[BEGIN MATERIAL FOR THIS TASK]

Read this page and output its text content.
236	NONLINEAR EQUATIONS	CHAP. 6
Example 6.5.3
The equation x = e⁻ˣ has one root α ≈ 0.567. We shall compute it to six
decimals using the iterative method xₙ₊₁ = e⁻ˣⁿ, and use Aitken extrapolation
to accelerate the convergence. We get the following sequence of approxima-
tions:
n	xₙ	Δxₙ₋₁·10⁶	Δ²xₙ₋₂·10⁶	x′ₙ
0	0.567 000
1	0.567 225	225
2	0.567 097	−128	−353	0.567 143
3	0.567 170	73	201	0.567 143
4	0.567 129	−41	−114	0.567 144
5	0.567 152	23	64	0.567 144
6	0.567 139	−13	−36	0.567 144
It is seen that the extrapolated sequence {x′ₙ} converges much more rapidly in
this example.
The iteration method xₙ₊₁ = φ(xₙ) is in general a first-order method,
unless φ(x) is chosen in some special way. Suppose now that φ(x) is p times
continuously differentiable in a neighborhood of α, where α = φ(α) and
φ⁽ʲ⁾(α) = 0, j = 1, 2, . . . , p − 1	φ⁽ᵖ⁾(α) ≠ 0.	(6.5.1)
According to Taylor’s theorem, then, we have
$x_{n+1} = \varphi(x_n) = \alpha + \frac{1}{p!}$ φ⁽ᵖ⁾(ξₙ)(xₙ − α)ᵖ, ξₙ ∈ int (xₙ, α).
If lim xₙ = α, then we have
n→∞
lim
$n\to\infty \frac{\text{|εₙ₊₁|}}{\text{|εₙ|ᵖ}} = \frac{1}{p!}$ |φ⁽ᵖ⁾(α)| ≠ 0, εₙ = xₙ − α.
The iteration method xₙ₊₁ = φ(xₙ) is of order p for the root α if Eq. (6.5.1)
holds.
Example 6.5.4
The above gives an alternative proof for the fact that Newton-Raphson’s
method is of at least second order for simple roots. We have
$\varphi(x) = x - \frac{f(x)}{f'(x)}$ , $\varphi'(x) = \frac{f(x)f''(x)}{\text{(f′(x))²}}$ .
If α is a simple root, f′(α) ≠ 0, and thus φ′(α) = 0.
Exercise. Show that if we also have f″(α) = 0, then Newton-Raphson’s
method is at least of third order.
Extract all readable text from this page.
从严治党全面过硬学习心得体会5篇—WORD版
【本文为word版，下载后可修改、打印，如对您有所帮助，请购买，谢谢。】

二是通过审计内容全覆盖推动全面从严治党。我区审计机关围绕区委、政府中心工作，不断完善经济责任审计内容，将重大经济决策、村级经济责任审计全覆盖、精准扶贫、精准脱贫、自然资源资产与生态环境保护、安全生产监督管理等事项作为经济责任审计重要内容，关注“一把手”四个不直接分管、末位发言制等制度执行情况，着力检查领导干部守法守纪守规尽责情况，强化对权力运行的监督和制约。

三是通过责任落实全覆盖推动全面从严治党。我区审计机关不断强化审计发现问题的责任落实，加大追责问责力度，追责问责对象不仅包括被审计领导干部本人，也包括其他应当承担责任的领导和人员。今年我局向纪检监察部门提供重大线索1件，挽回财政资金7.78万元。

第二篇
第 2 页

[END MATERIAL FOR THIS TASK]

● STATED TASK
Faithfully transcribe the whole of the data.

● OUTPUT OF THE EXERCISE
Read this page and output its text content.
236	NONLINEAR EQUATIONS	CHAP. 6
Example 6.5.3
The equation x = e⁻ˣ has one root α ≈ 0.567. We shall compute it to six
decimals using the iterative method xₙ₊₁ = e⁻ˣⁿ, and use Aitken extrapolation
to accelerate the convergence. We get the following sequence of approxima-
tions:
n	xₙ	Δxₙ₋₁·10⁶	Δ²xₙ₋₂·10⁶	x′ₙ
0	0.567 000
1	0.567 225	225
2	0.567 097	−128	−353	0.567 143
3	0.567 170	73	201	0.567 143
4	0.567 129	−41	−114	0.567 144
5	0.567 152	23	64	0.567 144
6	0.567 139	−13	−36	0.567 144
It is seen that the extrapolated sequence {x′ₙ} converges much more rapidly in
this example.
The iteration method xₙ₊₁ = φ(xₙ) is in general a first-order method,
unless φ(x) is chosen in some special way. Suppose now that φ(x) is p times
continuously differentiable in a neighborhood of α, where α = φ(α) and
φ⁽ʲ⁾(α) = 0, j = 1, 2, . . . , p − 1	φ⁽ᵖ⁾(α) ≠ 0.	(6.5.1)
According to Taylor’s theorem, then, we have
$x_{n+1} = \varphi(x_n) = \alpha + \frac{1}{p!}$ φ⁽ᵖ⁾(ξₙ)(xₙ − α)ᵖ, ξₙ ∈ int (xₙ, α).
If lim xₙ = α, then we have
n→∞
lim
$n\to\infty \frac{\text{|εₙ₊₁|}}{\text{|εₙ|ᵖ}} = \frac{1}{p!}$ |φ⁽ᵖ⁾(α)| ≠ 0, εₙ = xₙ − α.
The iteration method xₙ₊₁ = φ(xₙ) is of order p for the root α if Eq. (6.5.1)
holds.
Example 6.5.4
The above gives an alternative proof for the fact that Newton-Raphson’s
method is of at least second order for simple roots. We have
$\varphi(x) = x - \frac{f(x)}{f'(x)}$ , $\varphi'(x) = \frac{f(x)f''(x)}{\text{(f′(x))²}}$ .
If α is a simple root, f′(α) ≠ 0, and thus φ′(α) = 0.
Exercise. Show that if we also have f″(α) = 0, then Newton-Raphson’s
method is at least of third order.
Extract all readable text from this page.
从严治党全面过硬学习心得体会5篇—WORD版
【本文为word版，下载后可修改、打印，如对您有所帮助，请购买，谢谢。】

二是通过审计内容全覆盖推动全面从严治党。我区审计机关围绕区委、政府中心工作，不断完善经济责任审计内容，将重大经济决策、村级经济责任审计全覆盖、精准扶贫、精准脱贫、自然资源资产与生态环境保护、安全生产监督管理等事项作为经济责任审计重要内容，关注“一把手”四个不直接分管、末位发言制等制度执行情况，着力检查领导干部守法守纪守规尽责情况，强化对权力运行的监督和制约。

三是通过责任落实全覆盖推动全面从严治党。我区审计机关不断强化审计发现问题的责任落实，加大追责问责力度，追责问责对象不仅包括被审计领导干部本人，也包括其他应当承担责任的领导和人员。今年我局向纪检监察部门提供重大线索1件，挽回财政资金7.78万元。

第二篇
第 2 页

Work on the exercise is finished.